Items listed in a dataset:
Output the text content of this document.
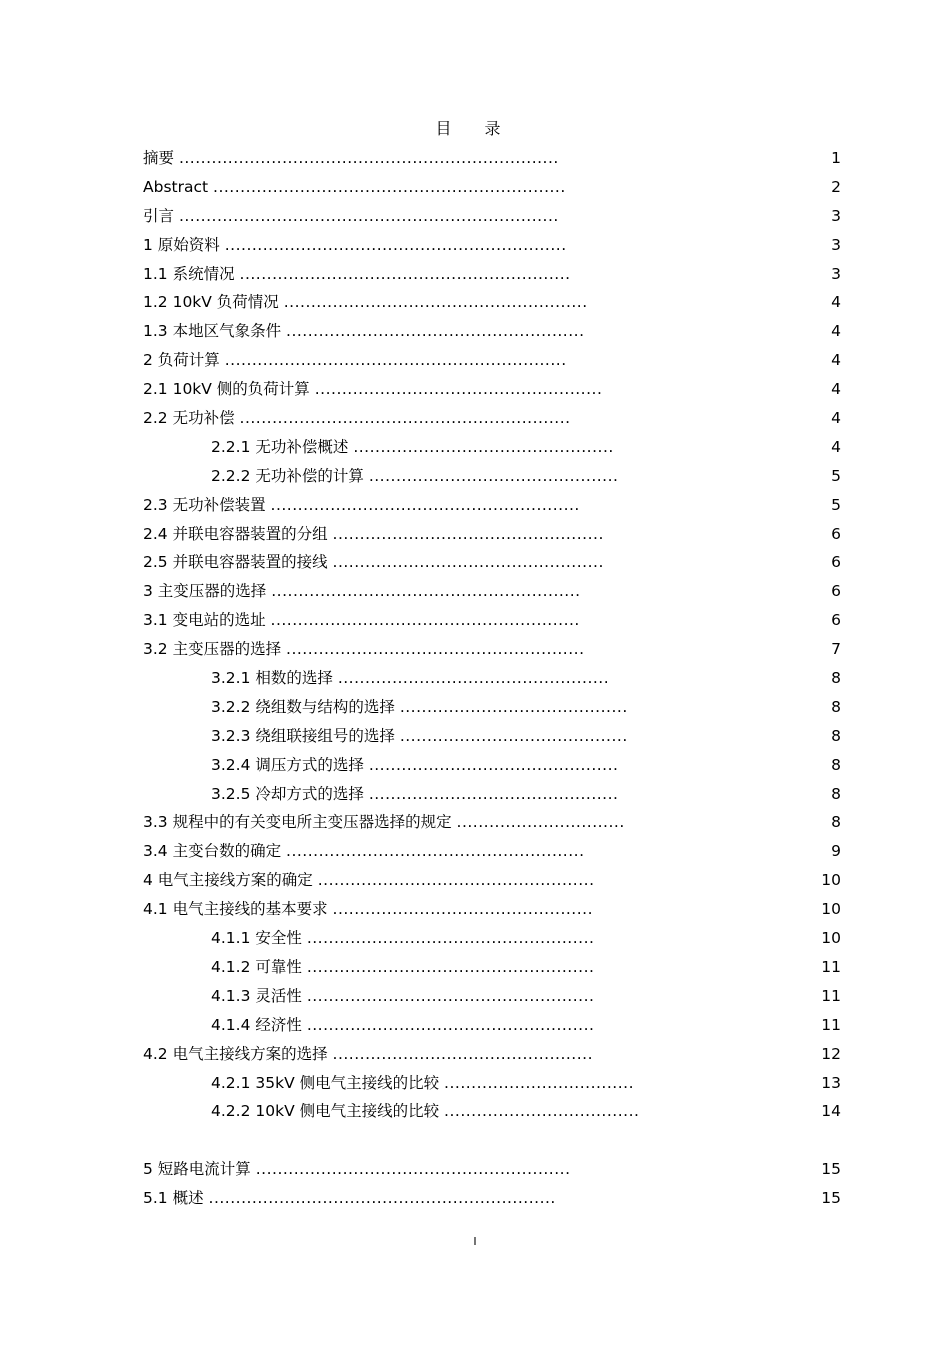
目 录
摘要 ......................................................................	1
Abstract .................................................................	2
引言 ......................................................................	3
1 原始资料 ...............................................................	3
1.1 系统情况 .............................................................	3
1.2 10kV 负荷情况 ........................................................	4
1.3 本地区气象条件 .......................................................	4
2 负荷计算 ...............................................................	4
2.1 10kV 侧的负荷计算 .....................................................	4
2.2 无功补偿 .............................................................	4
2.2.1 无功补偿概述 ................................................	4
2.2.2 无功补偿的计算 ..............................................	5
2.3 无功补偿装置 .........................................................	5
2.4 并联电容器装置的分组 ..................................................	6
2.5 并联电容器装置的接线 ..................................................	6
3 主变压器的选择 .........................................................	6
3.1 变电站的选址 .........................................................	6
3.2 主变压器的选择 .......................................................	7
3.2.1 相数的选择 ..................................................	8
3.2.2 绕组数与结构的选择 ..........................................	8
3.2.3 绕组联接组号的选择 ..........................................	8
3.2.4 调压方式的选择 ..............................................	8
3.2.5 冷却方式的选择 ..............................................	8
3.3 规程中的有关变电所主变压器选择的规定 ...............................	8
3.4 主变台数的确定 .......................................................	9
4 电气主接线方案的确定 ...................................................	10
4.1 电气主接线的基本要求 ................................................	10
4.1.1 安全性 .....................................................	10
4.1.2 可靠性 .....................................................	11
4.1.3 灵活性 .....................................................	11
4.1.4 经济性 .....................................................	11
4.2 电气主接线方案的选择 ................................................	12
4.2.1 35kV 侧电气主接线的比较 ...................................	13
4.2.2 10kV 侧电气主接线的比较 ....................................	14
5 短路电流计算 ..........................................................	15
5.1 概述 ................................................................	15
I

■ What you will do
Scan the lines above for "侧电气主接线的比较", then copy every one that has it.

■ Full solution
4.2.1 35kV 侧电气主接线的比较 ...................................	13
4.2.2 10kV 侧电气主接线的比较 ....................................	14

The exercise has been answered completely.